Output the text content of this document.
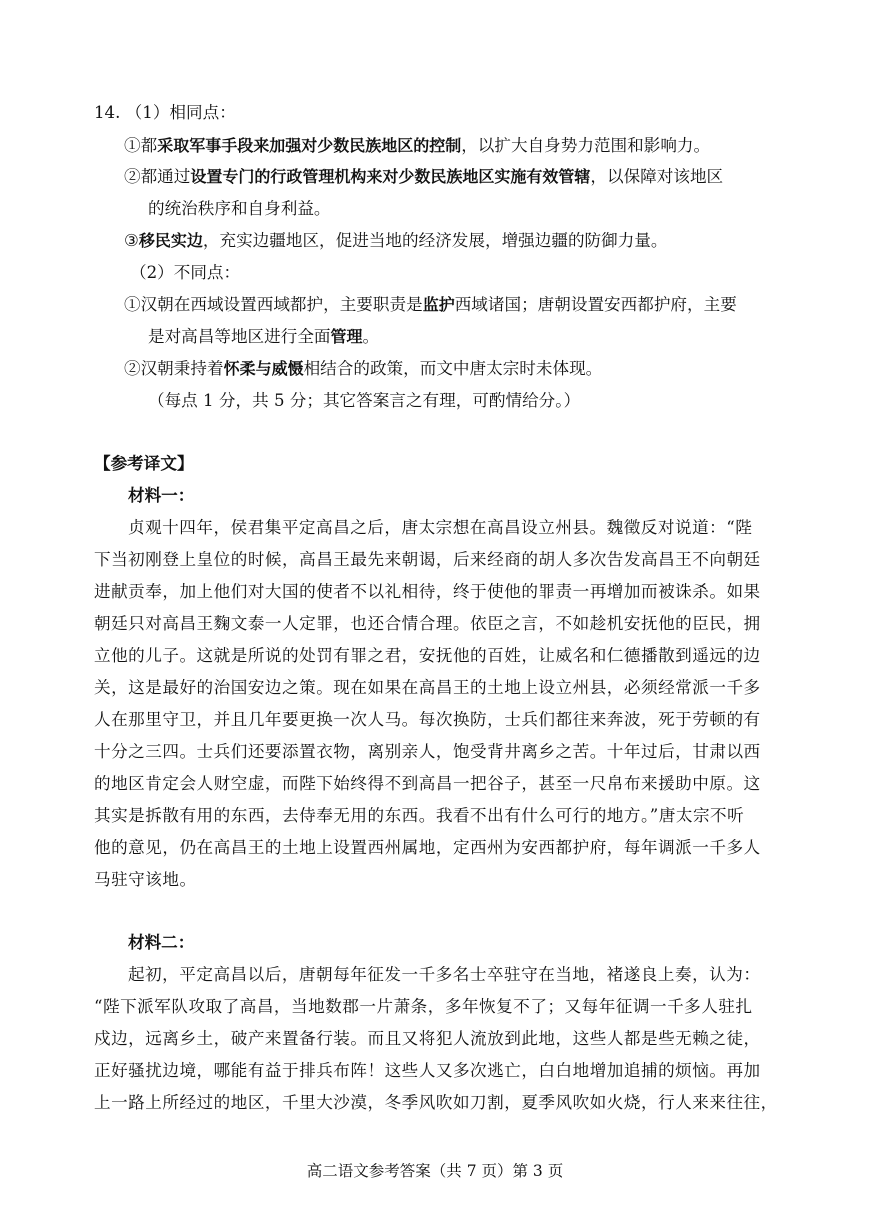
14. （1）相同点：
①都采取军事手段来加强对少数民族地区的控制，以扩大自身势力范围和影响力。
②都通过设置专门的行政管理机构来对少数民族地区实施有效管辖，以保障对该地区
的统治秩序和自身利益。
③移民实边，充实边疆地区，促进当地的经济发展，增强边疆的防御力量。
（2）不同点：
①汉朝在西域设置西域都护，主要职责是监护西域诸国；唐朝设置安西都护府，主要
是对高昌等地区进行全面管理。
②汉朝秉持着怀柔与威慑相结合的政策，而文中唐太宗时未体现。
（每点 1 分，共 5 分；其它答案言之有理，可酌情给分。）
【参考译文】
材料一：
贞观十四年，侯君集平定高昌之后，唐太宗想在高昌设立州县。魏徵反对说道：“陛
下当初刚登上皇位的时候，高昌王最先来朝谒，后来经商的胡人多次告发高昌王不向朝廷
进献贡奉，加上他们对大国的使者不以礼相待，终于使他的罪责一再增加而被诛杀。如果
朝廷只对高昌王麴文泰一人定罪，也还合情合理。依臣之言，不如趁机安抚他的臣民，拥
立他的儿子。这就是所说的处罚有罪之君，安抚他的百姓，让威名和仁德播散到遥远的边
关，这是最好的治国安边之策。现在如果在高昌王的土地上设立州县，必须经常派一千多
人在那里守卫，并且几年要更换一次人马。每次换防，士兵们都往来奔波，死于劳顿的有
十分之三四。士兵们还要添置衣物，离别亲人，饱受背井离乡之苦。十年过后，甘肃以西
的地区肯定会人财空虚，而陛下始终得不到高昌一把谷子，甚至一尺帛布来援助中原。这
其实是拆散有用的东西，去侍奉无用的东西。我看不出有什么可行的地方。”唐太宗不听
他的意见，仍在高昌王的土地上设置西州属地，定西州为安西都护府，每年调派一千多人
马驻守该地。
材料二：
起初，平定高昌以后，唐朝每年征发一千多名士卒驻守在当地，褚遂良上奏，认为：
“陛下派军队攻取了高昌，当地数郡一片萧条，多年恢复不了；又每年征调一千多人驻扎
戍边，远离乡土，破产来置备行装。而且又将犯人流放到此地，这些人都是些无赖之徒，
正好骚扰边境，哪能有益于排兵布阵！这些人又多次逃亡，白白地增加追捕的烦恼。再加
上一路上所经过的地区，千里大沙漠，冬季风吹如刀割，夏季风吹如火烧，行人来来往往，
高二语文参考答案（共 7 页）第 3 页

--*--

» **Requirements**:
Give the data again exactly as written, with all pictures left out.

» **Solution to the exercise**:
Output the text content of this document.
14. （1）相同点：
①都采取军事手段来加强对少数民族地区的控制，以扩大自身势力范围和影响力。
②都通过设置专门的行政管理机构来对少数民族地区实施有效管辖，以保障对该地区
的统治秩序和自身利益。
③移民实边，充实边疆地区，促进当地的经济发展，增强边疆的防御力量。
（2）不同点：
①汉朝在西域设置西域都护，主要职责是监护西域诸国；唐朝设置安西都护府，主要
是对高昌等地区进行全面管理。
②汉朝秉持着怀柔与威慑相结合的政策，而文中唐太宗时未体现。
（每点 1 分，共 5 分；其它答案言之有理，可酌情给分。）
【参考译文】
材料一：
贞观十四年，侯君集平定高昌之后，唐太宗想在高昌设立州县。魏徵反对说道：“陛
下当初刚登上皇位的时候，高昌王最先来朝谒，后来经商的胡人多次告发高昌王不向朝廷
进献贡奉，加上他们对大国的使者不以礼相待，终于使他的罪责一再增加而被诛杀。如果
朝廷只对高昌王麴文泰一人定罪，也还合情合理。依臣之言，不如趁机安抚他的臣民，拥
立他的儿子。这就是所说的处罚有罪之君，安抚他的百姓，让威名和仁德播散到遥远的边
关，这是最好的治国安边之策。现在如果在高昌王的土地上设立州县，必须经常派一千多
人在那里守卫，并且几年要更换一次人马。每次换防，士兵们都往来奔波，死于劳顿的有
十分之三四。士兵们还要添置衣物，离别亲人，饱受背井离乡之苦。十年过后，甘肃以西
的地区肯定会人财空虚，而陛下始终得不到高昌一把谷子，甚至一尺帛布来援助中原。这
其实是拆散有用的东西，去侍奉无用的东西。我看不出有什么可行的地方。”唐太宗不听
他的意见，仍在高昌王的土地上设置西州属地，定西州为安西都护府，每年调派一千多人
马驻守该地。
材料二：
起初，平定高昌以后，唐朝每年征发一千多名士卒驻守在当地，褚遂良上奏，认为：
“陛下派军队攻取了高昌，当地数郡一片萧条，多年恢复不了；又每年征调一千多人驻扎
戍边，远离乡土，破产来置备行装。而且又将犯人流放到此地，这些人都是些无赖之徒，
正好骚扰边境，哪能有益于排兵布阵！这些人又多次逃亡，白白地增加追捕的烦恼。再加
上一路上所经过的地区，千里大沙漠，冬季风吹如刀割，夏季风吹如火烧，行人来来往往，
高二语文参考答案（共 7 页）第 3 页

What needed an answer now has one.